━━━ Dataset excerpts ━━━
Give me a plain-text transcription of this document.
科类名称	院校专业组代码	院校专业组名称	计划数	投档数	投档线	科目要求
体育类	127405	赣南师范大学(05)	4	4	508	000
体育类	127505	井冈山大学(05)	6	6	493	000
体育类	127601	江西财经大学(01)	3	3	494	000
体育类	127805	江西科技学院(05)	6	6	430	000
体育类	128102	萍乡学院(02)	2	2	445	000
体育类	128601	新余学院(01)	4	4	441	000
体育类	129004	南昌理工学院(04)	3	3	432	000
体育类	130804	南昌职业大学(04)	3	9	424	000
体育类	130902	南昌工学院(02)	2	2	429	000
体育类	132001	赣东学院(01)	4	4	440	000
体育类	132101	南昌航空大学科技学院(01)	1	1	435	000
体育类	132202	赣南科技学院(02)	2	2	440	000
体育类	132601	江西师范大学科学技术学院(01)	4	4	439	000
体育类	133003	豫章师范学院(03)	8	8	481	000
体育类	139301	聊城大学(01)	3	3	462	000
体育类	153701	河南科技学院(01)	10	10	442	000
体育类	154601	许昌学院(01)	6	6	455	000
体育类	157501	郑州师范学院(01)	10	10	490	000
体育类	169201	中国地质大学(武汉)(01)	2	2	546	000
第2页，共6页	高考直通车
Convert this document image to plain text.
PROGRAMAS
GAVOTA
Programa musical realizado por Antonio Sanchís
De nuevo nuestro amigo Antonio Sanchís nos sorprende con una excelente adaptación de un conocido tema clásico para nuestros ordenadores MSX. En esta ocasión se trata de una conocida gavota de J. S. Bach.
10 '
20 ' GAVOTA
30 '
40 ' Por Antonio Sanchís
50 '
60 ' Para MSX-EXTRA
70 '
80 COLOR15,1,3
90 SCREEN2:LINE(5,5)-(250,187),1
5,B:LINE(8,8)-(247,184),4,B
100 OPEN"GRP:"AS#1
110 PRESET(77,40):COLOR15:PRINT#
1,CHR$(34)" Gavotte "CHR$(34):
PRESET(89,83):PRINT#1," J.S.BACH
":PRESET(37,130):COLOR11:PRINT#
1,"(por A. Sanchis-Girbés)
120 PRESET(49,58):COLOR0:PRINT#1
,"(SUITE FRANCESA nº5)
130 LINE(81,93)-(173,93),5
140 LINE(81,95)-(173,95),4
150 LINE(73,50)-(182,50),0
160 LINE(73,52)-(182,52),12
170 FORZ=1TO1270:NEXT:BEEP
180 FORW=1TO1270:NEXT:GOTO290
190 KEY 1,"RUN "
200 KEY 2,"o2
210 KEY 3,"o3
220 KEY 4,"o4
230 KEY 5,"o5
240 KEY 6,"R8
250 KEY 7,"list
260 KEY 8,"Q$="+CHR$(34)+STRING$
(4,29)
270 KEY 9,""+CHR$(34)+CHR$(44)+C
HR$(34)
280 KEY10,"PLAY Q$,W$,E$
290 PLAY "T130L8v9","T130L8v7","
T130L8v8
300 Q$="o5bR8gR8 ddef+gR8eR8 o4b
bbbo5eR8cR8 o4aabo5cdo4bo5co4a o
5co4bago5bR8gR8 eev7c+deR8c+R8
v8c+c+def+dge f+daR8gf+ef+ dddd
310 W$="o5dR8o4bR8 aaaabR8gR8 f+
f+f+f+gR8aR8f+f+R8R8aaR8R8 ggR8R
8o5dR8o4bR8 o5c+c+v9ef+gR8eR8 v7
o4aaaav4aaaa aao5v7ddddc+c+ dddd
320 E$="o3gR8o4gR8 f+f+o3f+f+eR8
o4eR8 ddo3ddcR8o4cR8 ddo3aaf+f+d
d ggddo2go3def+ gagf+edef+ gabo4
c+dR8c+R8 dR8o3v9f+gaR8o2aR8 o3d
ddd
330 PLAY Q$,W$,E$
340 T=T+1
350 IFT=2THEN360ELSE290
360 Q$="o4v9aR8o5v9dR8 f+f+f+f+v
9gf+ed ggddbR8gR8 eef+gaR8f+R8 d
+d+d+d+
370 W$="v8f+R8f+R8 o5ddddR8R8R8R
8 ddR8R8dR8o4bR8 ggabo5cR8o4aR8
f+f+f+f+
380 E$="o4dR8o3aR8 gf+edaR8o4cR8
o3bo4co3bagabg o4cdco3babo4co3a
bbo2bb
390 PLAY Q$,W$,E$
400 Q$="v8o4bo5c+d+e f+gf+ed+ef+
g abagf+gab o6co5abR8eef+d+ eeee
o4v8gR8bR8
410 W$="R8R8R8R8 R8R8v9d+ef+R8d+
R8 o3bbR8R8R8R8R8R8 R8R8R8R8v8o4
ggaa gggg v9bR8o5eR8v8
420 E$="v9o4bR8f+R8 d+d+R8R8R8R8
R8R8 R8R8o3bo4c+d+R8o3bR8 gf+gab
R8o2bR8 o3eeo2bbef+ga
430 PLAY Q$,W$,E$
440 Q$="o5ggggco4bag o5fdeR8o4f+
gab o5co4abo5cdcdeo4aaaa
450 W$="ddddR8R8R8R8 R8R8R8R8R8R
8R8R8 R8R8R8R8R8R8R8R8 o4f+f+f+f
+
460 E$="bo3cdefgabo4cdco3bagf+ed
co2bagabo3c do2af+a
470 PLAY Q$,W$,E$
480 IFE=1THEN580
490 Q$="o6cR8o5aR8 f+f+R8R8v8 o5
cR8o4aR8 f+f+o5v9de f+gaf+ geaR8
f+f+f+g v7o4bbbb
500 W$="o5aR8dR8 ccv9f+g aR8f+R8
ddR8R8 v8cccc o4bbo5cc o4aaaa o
━━━
Short problem:
Please repeat the listing above in full and exactly.

Exercise output:
Give me a plain-text transcription of this document.
科类名称	院校专业组代码	院校专业组名称	计划数	投档数	投档线	科目要求
体育类	127405	赣南师范大学(05)	4	4	508	000
体育类	127505	井冈山大学(05)	6	6	493	000
体育类	127601	江西财经大学(01)	3	3	494	000
体育类	127805	江西科技学院(05)	6	6	430	000
体育类	128102	萍乡学院(02)	2	2	445	000
体育类	128601	新余学院(01)	4	4	441	000
体育类	129004	南昌理工学院(04)	3	3	432	000
体育类	130804	南昌职业大学(04)	3	9	424	000
体育类	130902	南昌工学院(02)	2	2	429	000
体育类	132001	赣东学院(01)	4	4	440	000
体育类	132101	南昌航空大学科技学院(01)	1	1	435	000
体育类	132202	赣南科技学院(02)	2	2	440	000
体育类	132601	江西师范大学科学技术学院(01)	4	4	439	000
体育类	133003	豫章师范学院(03)	8	8	481	000
体育类	139301	聊城大学(01)	3	3	462	000
体育类	153701	河南科技学院(01)	10	10	442	000
体育类	154601	许昌学院(01)	6	6	455	000
体育类	157501	郑州师范学院(01)	10	10	490	000
体育类	169201	中国地质大学(武汉)(01)	2	2	546	000
第2页，共6页	高考直通车
Convert this document image to plain text.
PROGRAMAS
GAVOTA
Programa musical realizado por Antonio Sanchís
De nuevo nuestro amigo Antonio Sanchís nos sorprende con una excelente adaptación de un conocido tema clásico para nuestros ordenadores MSX. En esta ocasión se trata de una conocida gavota de J. S. Bach.
10 '
20 ' GAVOTA
30 '
40 ' Por Antonio Sanchís
50 '
60 ' Para MSX-EXTRA
70 '
80 COLOR15,1,3
90 SCREEN2:LINE(5,5)-(250,187),1
5,B:LINE(8,8)-(247,184),4,B
100 OPEN"GRP:"AS#1
110 PRESET(77,40):COLOR15:PRINT#
1,CHR$(34)" Gavotte "CHR$(34):
PRESET(89,83):PRINT#1," J.S.BACH
":PRESET(37,130):COLOR11:PRINT#
1,"(por A. Sanchis-Girbés)
120 PRESET(49,58):COLOR0:PRINT#1
,"(SUITE FRANCESA nº5)
130 LINE(81,93)-(173,93),5
140 LINE(81,95)-(173,95),4
150 LINE(73,50)-(182,50),0
160 LINE(73,52)-(182,52),12
170 FORZ=1TO1270:NEXT:BEEP
180 FORW=1TO1270:NEXT:GOTO290
190 KEY 1,"RUN "
200 KEY 2,"o2
210 KEY 3,"o3
220 KEY 4,"o4
230 KEY 5,"o5
240 KEY 6,"R8
250 KEY 7,"list
260 KEY 8,"Q$="+CHR$(34)+STRING$
(4,29)
270 KEY 9,""+CHR$(34)+CHR$(44)+C
HR$(34)
280 KEY10,"PLAY Q$,W$,E$
290 PLAY "T130L8v9","T130L8v7","
T130L8v8
300 Q$="o5bR8gR8 ddef+gR8eR8 o4b
bbbo5eR8cR8 o4aabo5cdo4bo5co4a o
5co4bago5bR8gR8 eev7c+deR8c+R8
v8c+c+def+dge f+daR8gf+ef+ dddd
310 W$="o5dR8o4bR8 aaaabR8gR8 f+
f+f+f+gR8aR8f+f+R8R8aaR8R8 ggR8R
8o5dR8o4bR8 o5c+c+v9ef+gR8eR8 v7
o4aaaav4aaaa aao5v7ddddc+c+ dddd
320 E$="o3gR8o4gR8 f+f+o3f+f+eR8
o4eR8 ddo3ddcR8o4cR8 ddo3aaf+f+d
d ggddo2go3def+ gagf+edef+ gabo4
c+dR8c+R8 dR8o3v9f+gaR8o2aR8 o3d
ddd
330 PLAY Q$,W$,E$
340 T=T+1
350 IFT=2THEN360ELSE290
360 Q$="o4v9aR8o5v9dR8 f+f+f+f+v
9gf+ed ggddbR8gR8 eef+gaR8f+R8 d
+d+d+d+
370 W$="v8f+R8f+R8 o5ddddR8R8R8R
8 ddR8R8dR8o4bR8 ggabo5cR8o4aR8
f+f+f+f+
380 E$="o4dR8o3aR8 gf+edaR8o4cR8
o3bo4co3bagabg o4cdco3babo4co3a
bbo2bb
390 PLAY Q$,W$,E$
400 Q$="v8o4bo5c+d+e f+gf+ed+ef+
g abagf+gab o6co5abR8eef+d+ eeee
o4v8gR8bR8
410 W$="R8R8R8R8 R8R8v9d+ef+R8d+
R8 o3bbR8R8R8R8R8R8 R8R8R8R8v8o4
ggaa gggg v9bR8o5eR8v8
420 E$="v9o4bR8f+R8 d+d+R8R8R8R8
R8R8 R8R8o3bo4c+d+R8o3bR8 gf+gab
R8o2bR8 o3eeo2bbef+ga
430 PLAY Q$,W$,E$
440 Q$="o5ggggco4bag o5fdeR8o4f+
gab o5co4abo5cdcdeo4aaaa
450 W$="ddddR8R8R8R8 R8R8R8R8R8R
8R8R8 R8R8R8R8R8R8R8R8 o4f+f+f+f
+
460 E$="bo3cdefgabo4cdco3bagf+ed
co2bagabo3c do2af+a
470 PLAY Q$,W$,E$
480 IFE=1THEN580
490 Q$="o6cR8o5aR8 f+f+R8R8v8 o5
cR8o4aR8 f+f+o5v9de f+gaf+ geaR8
f+f+f+g v7o4bbbb
500 W$="o5aR8dR8 ccv9f+g aR8f+R8
ddR8R8 v8cccc o4bbo5cc o4aaaa o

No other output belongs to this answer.